Task description -
For the entries that follow, tally the lines holding the string "case". Give the total and nothing else.
===============
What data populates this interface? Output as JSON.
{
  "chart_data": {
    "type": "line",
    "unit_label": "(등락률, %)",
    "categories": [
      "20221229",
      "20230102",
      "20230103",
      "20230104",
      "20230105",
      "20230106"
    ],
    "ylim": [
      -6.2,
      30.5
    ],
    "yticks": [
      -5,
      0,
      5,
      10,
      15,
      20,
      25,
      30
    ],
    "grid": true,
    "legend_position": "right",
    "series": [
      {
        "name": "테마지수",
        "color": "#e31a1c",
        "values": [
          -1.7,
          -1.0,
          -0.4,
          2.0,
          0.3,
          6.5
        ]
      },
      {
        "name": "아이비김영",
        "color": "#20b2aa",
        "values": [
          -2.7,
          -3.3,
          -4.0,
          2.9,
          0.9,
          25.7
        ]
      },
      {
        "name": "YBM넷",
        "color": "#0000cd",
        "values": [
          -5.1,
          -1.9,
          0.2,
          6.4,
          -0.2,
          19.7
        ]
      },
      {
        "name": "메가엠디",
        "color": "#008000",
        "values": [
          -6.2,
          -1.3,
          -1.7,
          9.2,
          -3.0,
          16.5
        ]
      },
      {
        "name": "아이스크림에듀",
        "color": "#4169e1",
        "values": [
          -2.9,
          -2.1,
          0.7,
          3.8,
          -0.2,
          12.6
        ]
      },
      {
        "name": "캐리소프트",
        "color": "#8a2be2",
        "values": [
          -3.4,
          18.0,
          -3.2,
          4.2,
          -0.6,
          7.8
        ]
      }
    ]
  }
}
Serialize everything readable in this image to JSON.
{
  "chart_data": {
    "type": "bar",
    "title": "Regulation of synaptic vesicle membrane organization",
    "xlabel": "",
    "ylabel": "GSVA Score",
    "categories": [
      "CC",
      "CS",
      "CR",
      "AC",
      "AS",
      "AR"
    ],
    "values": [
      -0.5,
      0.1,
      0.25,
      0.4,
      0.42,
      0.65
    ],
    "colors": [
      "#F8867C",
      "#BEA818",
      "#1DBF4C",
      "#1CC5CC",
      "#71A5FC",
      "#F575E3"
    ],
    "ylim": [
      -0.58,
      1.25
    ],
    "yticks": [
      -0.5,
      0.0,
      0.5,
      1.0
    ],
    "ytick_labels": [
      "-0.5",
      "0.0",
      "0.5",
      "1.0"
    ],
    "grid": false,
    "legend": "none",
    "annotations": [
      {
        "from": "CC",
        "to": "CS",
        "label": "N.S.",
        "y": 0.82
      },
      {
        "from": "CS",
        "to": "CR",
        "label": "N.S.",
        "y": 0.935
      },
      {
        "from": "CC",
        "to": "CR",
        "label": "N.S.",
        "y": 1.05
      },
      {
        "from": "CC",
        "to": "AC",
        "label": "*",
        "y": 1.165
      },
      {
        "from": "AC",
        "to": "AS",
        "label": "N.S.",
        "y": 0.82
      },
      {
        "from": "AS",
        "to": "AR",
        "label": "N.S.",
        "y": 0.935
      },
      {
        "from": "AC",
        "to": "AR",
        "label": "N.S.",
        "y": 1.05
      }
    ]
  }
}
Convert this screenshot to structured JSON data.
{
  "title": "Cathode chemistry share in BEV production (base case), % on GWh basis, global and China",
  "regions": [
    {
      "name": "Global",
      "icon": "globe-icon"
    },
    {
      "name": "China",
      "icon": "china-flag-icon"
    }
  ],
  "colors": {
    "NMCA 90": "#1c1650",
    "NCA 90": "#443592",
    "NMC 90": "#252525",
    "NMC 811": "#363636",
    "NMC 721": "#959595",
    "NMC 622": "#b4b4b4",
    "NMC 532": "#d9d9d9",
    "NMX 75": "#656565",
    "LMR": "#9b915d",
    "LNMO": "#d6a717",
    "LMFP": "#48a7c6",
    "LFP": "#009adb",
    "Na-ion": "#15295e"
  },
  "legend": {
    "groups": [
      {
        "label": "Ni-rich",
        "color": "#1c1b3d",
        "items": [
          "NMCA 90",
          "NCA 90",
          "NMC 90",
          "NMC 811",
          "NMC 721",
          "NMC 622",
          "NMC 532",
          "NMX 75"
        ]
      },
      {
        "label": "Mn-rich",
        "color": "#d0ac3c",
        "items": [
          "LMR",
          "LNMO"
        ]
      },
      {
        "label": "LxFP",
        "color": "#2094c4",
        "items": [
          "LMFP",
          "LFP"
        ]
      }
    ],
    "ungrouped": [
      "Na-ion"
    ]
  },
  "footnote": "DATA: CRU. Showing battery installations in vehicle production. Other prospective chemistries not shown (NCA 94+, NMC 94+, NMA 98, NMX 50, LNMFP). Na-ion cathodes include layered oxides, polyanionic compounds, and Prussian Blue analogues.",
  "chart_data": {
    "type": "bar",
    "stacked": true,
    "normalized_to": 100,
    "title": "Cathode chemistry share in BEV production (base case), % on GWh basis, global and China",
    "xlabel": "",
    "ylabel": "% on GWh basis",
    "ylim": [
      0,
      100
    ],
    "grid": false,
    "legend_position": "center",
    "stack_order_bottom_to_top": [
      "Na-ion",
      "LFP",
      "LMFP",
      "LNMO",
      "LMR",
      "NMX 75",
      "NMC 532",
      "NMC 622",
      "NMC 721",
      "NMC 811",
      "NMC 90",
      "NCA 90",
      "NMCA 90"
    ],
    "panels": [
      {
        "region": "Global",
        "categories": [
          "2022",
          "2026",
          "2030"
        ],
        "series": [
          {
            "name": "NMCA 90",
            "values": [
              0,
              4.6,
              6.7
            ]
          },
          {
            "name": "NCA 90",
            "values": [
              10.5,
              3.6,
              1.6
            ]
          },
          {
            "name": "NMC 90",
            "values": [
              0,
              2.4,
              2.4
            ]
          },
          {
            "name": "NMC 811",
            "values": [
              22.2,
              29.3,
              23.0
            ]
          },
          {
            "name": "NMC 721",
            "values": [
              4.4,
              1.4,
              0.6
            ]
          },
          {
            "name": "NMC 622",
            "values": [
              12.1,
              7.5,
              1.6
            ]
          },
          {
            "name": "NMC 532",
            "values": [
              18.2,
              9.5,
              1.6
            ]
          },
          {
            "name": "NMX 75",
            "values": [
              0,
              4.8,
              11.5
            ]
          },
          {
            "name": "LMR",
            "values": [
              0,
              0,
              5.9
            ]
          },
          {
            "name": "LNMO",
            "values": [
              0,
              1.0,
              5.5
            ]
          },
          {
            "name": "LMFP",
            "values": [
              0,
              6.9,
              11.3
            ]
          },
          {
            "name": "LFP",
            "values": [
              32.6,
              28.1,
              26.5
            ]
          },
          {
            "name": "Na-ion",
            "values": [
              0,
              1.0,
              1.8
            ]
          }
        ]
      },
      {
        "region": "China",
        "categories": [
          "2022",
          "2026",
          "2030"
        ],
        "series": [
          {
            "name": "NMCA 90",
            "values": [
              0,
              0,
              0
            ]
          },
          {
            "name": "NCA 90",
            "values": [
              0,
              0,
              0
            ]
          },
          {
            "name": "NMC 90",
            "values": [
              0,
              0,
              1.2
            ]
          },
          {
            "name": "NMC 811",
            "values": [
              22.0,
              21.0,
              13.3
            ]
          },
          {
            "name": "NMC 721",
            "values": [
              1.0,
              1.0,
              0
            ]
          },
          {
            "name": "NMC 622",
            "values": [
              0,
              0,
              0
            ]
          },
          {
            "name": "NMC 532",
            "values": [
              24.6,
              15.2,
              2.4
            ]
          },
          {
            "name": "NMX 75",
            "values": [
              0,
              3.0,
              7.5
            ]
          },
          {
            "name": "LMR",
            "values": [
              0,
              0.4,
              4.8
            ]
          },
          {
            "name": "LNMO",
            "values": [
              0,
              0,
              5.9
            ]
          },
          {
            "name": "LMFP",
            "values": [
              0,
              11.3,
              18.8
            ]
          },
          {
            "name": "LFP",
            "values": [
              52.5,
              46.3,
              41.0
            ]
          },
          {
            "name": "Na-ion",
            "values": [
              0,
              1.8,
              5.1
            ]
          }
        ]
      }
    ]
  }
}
===============
Worked solution -
2